[Start of Material supplied]
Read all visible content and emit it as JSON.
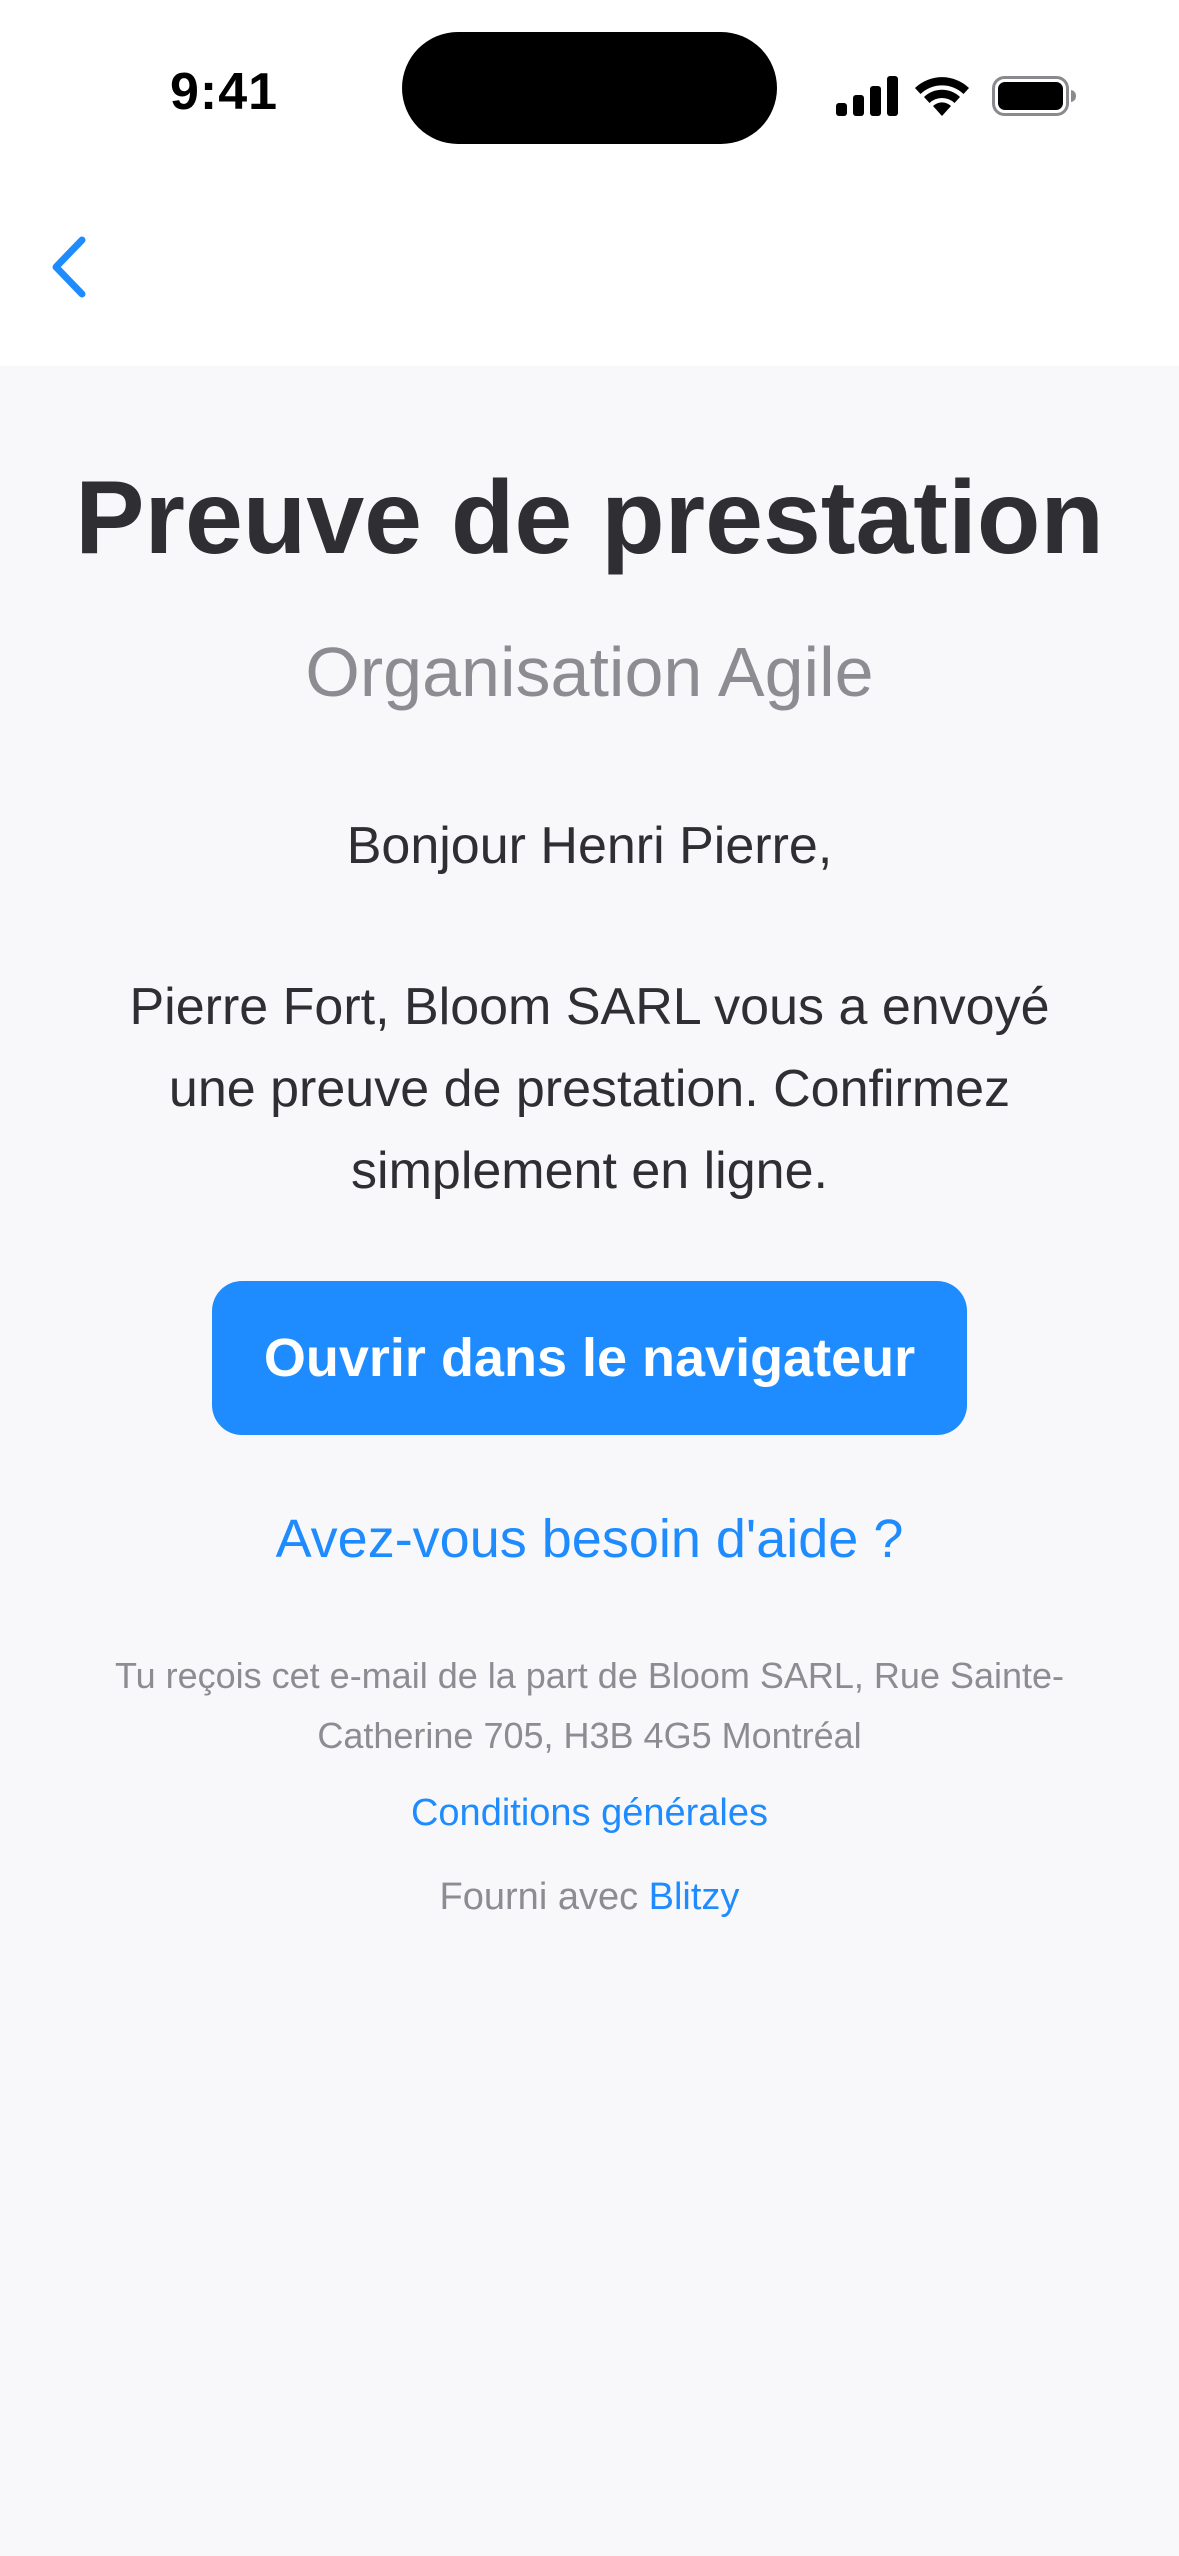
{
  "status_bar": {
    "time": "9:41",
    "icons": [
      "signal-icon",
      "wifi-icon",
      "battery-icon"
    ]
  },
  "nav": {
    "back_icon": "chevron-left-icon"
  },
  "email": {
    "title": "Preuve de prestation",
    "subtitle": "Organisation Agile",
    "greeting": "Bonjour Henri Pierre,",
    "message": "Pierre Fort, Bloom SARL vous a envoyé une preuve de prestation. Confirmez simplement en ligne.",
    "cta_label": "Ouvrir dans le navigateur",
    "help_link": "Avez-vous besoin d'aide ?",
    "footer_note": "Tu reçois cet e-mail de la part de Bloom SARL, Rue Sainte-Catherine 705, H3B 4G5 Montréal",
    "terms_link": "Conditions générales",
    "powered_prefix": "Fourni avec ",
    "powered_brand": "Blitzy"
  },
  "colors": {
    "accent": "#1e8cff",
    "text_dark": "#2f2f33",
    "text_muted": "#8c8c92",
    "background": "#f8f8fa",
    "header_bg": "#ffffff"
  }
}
[End of Material supplied]
[Start of Material supplied]
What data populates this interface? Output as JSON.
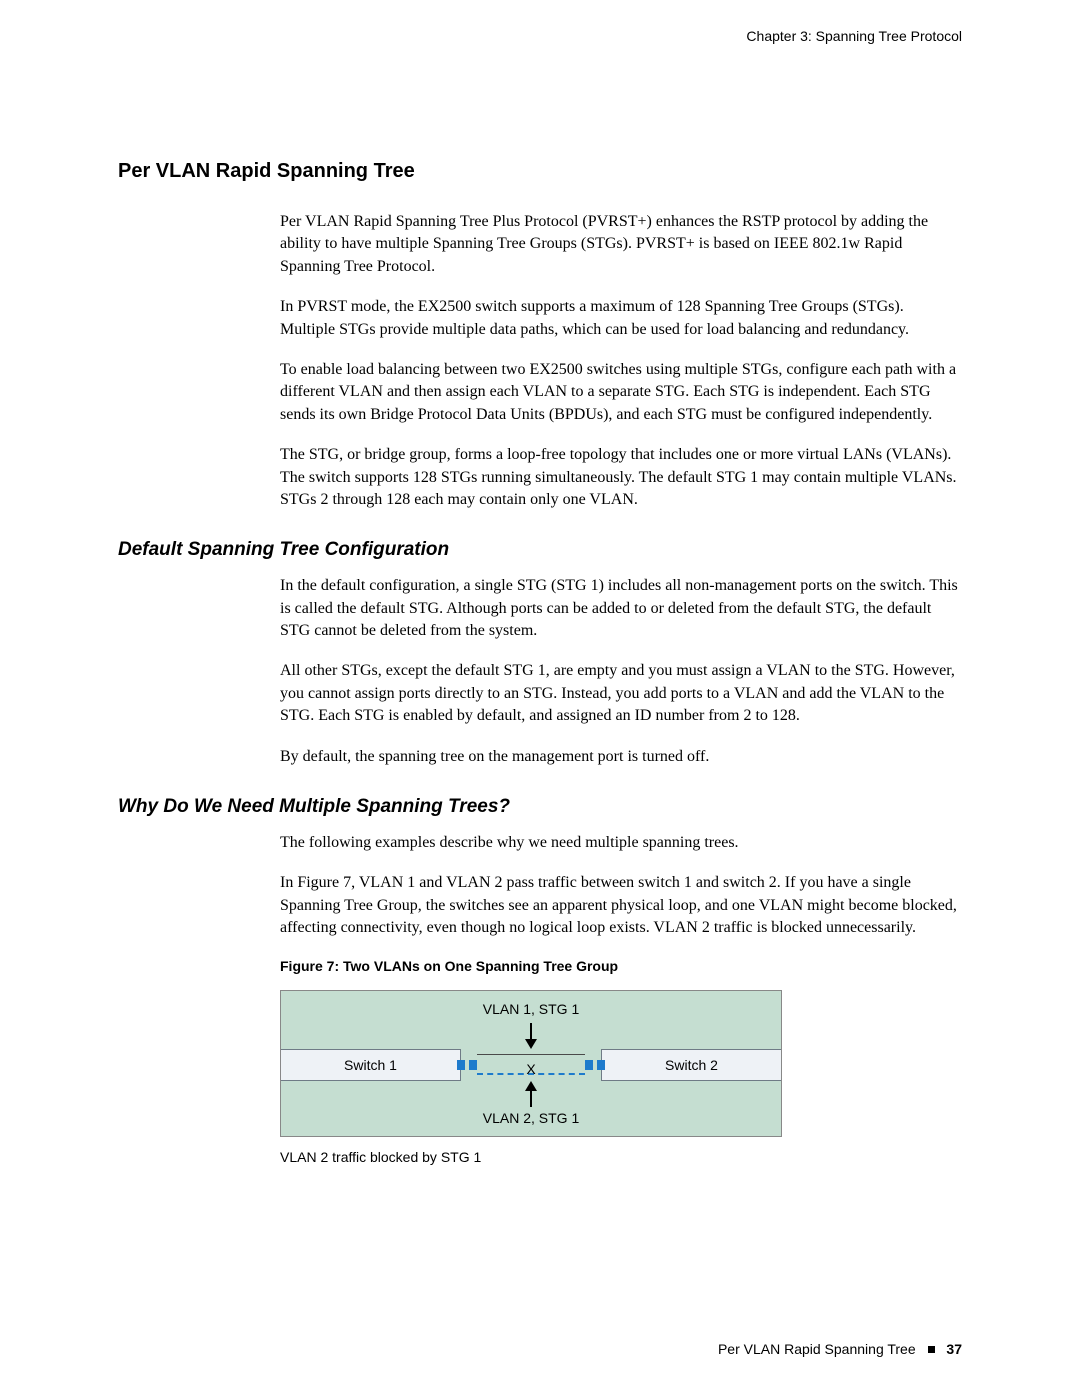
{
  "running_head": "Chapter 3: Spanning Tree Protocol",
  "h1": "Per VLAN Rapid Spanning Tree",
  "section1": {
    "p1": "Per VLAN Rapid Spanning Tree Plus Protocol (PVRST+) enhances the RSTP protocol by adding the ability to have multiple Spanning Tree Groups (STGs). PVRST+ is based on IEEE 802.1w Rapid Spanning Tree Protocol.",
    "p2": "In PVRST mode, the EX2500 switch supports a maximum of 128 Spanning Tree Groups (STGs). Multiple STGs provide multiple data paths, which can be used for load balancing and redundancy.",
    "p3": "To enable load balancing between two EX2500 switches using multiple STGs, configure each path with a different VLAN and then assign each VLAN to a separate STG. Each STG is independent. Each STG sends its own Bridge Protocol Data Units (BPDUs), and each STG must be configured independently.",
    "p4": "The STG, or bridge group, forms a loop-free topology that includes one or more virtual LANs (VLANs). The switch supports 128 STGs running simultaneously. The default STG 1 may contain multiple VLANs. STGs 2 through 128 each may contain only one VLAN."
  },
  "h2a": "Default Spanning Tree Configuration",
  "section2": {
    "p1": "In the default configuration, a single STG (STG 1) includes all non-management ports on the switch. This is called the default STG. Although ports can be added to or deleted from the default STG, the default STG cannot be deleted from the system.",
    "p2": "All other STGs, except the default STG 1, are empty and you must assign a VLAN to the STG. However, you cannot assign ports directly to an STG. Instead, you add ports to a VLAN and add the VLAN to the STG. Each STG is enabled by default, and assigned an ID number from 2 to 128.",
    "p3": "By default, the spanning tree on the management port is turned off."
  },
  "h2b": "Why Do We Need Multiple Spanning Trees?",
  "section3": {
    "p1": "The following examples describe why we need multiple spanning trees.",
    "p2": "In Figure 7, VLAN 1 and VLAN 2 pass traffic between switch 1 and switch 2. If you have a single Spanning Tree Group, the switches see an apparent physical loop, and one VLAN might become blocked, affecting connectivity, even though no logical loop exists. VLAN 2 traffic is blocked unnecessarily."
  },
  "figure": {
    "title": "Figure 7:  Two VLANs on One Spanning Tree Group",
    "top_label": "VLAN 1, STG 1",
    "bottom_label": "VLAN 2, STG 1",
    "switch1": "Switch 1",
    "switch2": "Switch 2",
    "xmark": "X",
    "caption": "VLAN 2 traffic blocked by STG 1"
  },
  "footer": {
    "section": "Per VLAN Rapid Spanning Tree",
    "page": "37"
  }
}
[End of Material supplied]
Instruction: Find and count the lines of the data that include the string "from", and report that figure by itself.

Expected answer: 2